EXERCISE AIM >>
Transcribe the material below exactly as it appears.

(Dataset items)
══════
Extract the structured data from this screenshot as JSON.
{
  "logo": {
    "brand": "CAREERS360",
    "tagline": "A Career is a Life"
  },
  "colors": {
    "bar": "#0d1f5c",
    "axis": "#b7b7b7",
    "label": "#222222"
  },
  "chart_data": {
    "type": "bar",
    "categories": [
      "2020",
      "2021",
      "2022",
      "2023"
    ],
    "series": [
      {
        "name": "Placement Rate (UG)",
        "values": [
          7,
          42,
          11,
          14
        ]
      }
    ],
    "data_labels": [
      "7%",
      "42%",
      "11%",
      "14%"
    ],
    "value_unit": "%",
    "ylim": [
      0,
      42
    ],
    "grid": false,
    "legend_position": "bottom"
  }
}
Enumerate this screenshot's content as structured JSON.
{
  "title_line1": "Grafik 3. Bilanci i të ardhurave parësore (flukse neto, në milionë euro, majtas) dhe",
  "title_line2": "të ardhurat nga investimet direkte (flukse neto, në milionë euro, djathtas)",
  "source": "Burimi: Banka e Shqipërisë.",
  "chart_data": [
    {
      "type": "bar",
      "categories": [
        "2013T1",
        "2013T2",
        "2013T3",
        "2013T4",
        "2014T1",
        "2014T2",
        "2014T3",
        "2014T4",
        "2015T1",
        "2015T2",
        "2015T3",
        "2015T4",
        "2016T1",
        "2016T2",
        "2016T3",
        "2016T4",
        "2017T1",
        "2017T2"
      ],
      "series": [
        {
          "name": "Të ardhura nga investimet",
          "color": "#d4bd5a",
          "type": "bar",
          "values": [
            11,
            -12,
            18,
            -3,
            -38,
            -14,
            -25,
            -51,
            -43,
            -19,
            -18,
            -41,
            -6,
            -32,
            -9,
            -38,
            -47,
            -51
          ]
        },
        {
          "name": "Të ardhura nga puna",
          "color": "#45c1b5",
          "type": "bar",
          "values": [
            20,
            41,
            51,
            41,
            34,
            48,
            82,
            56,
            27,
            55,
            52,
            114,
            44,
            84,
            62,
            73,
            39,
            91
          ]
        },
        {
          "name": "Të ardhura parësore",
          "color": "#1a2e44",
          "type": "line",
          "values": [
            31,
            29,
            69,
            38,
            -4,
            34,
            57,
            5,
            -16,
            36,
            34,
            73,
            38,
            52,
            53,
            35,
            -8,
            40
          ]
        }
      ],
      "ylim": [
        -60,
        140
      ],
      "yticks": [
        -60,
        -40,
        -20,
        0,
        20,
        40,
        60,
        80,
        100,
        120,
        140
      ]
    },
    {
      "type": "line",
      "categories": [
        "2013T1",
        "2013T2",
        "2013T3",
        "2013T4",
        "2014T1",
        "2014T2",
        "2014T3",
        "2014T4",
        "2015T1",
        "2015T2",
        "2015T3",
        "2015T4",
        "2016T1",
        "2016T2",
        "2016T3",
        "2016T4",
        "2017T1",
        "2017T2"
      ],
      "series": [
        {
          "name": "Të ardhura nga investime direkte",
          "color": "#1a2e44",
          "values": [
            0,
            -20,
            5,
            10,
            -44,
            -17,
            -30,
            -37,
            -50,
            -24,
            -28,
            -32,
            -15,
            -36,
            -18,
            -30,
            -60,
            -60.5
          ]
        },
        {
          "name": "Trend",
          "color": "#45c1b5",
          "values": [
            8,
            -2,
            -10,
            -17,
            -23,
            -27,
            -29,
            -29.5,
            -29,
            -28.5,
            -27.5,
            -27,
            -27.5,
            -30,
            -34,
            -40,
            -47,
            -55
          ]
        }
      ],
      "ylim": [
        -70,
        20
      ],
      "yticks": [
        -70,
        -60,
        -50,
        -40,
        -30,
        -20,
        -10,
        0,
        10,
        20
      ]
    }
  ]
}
══════
EXERCISE RESULT >>
Extract the structured data from this screenshot as JSON.
{
  "logo": {
    "brand": "CAREERS360",
    "tagline": "A Career is a Life"
  },
  "colors": {
    "bar": "#0d1f5c",
    "axis": "#b7b7b7",
    "label": "#222222"
  },
  "chart_data": {
    "type": "bar",
    "categories": [
      "2020",
      "2021",
      "2022",
      "2023"
    ],
    "series": [
      {
        "name": "Placement Rate (UG)",
        "values": [
          7,
          42,
          11,
          14
        ]
      }
    ],
    "data_labels": [
      "7%",
      "42%",
      "11%",
      "14%"
    ],
    "value_unit": "%",
    "ylim": [
      0,
      42
    ],
    "grid": false,
    "legend_position": "bottom"
  }
}
Enumerate this screenshot's content as structured JSON.
{
  "title_line1": "Grafik 3. Bilanci i të ardhurave parësore (flukse neto, në milionë euro, majtas) dhe",
  "title_line2": "të ardhurat nga investimet direkte (flukse neto, në milionë euro, djathtas)",
  "source": "Burimi: Banka e Shqipërisë.",
  "chart_data": [
    {
      "type": "bar",
      "categories": [
        "2013T1",
        "2013T2",
        "2013T3",
        "2013T4",
        "2014T1",
        "2014T2",
        "2014T3",
        "2014T4",
        "2015T1",
        "2015T2",
        "2015T3",
        "2015T4",
        "2016T1",
        "2016T2",
        "2016T3",
        "2016T4",
        "2017T1",
        "2017T2"
      ],
      "series": [
        {
          "name": "Të ardhura nga investimet",
          "color": "#d4bd5a",
          "type": "bar",
          "values": [
            11,
            -12,
            18,
            -3,
            -38,
            -14,
            -25,
            -51,
            -43,
            -19,
            -18,
            -41,
            -6,
            -32,
            -9,
            -38,
            -47,
            -51
          ]
        },
        {
          "name": "Të ardhura nga puna",
          "color": "#45c1b5",
          "type": "bar",
          "values": [
            20,
            41,
            51,
            41,
            34,
            48,
            82,
            56,
            27,
            55,
            52,
            114,
            44,
            84,
            62,
            73,
            39,
            91
          ]
        },
        {
          "name": "Të ardhura parësore",
          "color": "#1a2e44",
          "type": "line",
          "values": [
            31,
            29,
            69,
            38,
            -4,
            34,
            57,
            5,
            -16,
            36,
            34,
            73,
            38,
            52,
            53,
            35,
            -8,
            40
          ]
        }
      ],
      "ylim": [
        -60,
        140
      ],
      "yticks": [
        -60,
        -40,
        -20,
        0,
        20,
        40,
        60,
        80,
        100,
        120,
        140
      ]
    },
    {
      "type": "line",
      "categories": [
        "2013T1",
        "2013T2",
        "2013T3",
        "2013T4",
        "2014T1",
        "2014T2",
        "2014T3",
        "2014T4",
        "2015T1",
        "2015T2",
        "2015T3",
        "2015T4",
        "2016T1",
        "2016T2",
        "2016T3",
        "2016T4",
        "2017T1",
        "2017T2"
      ],
      "series": [
        {
          "name": "Të ardhura nga investime direkte",
          "color": "#1a2e44",
          "values": [
            0,
            -20,
            5,
            10,
            -44,
            -17,
            -30,
            -37,
            -50,
            -24,
            -28,
            -32,
            -15,
            -36,
            -18,
            -30,
            -60,
            -60.5
          ]
        },
        {
          "name": "Trend",
          "color": "#45c1b5",
          "values": [
            8,
            -2,
            -10,
            -17,
            -23,
            -27,
            -29,
            -29.5,
            -29,
            -28.5,
            -27.5,
            -27,
            -27.5,
            -30,
            -34,
            -40,
            -47,
            -55
          ]
        }
      ],
      "ylim": [
        -70,
        20
      ],
      "yticks": [
        -70,
        -60,
        -50,
        -40,
        -30,
        -20,
        -10,
        0,
        10,
        20
      ]
    }
  ]
}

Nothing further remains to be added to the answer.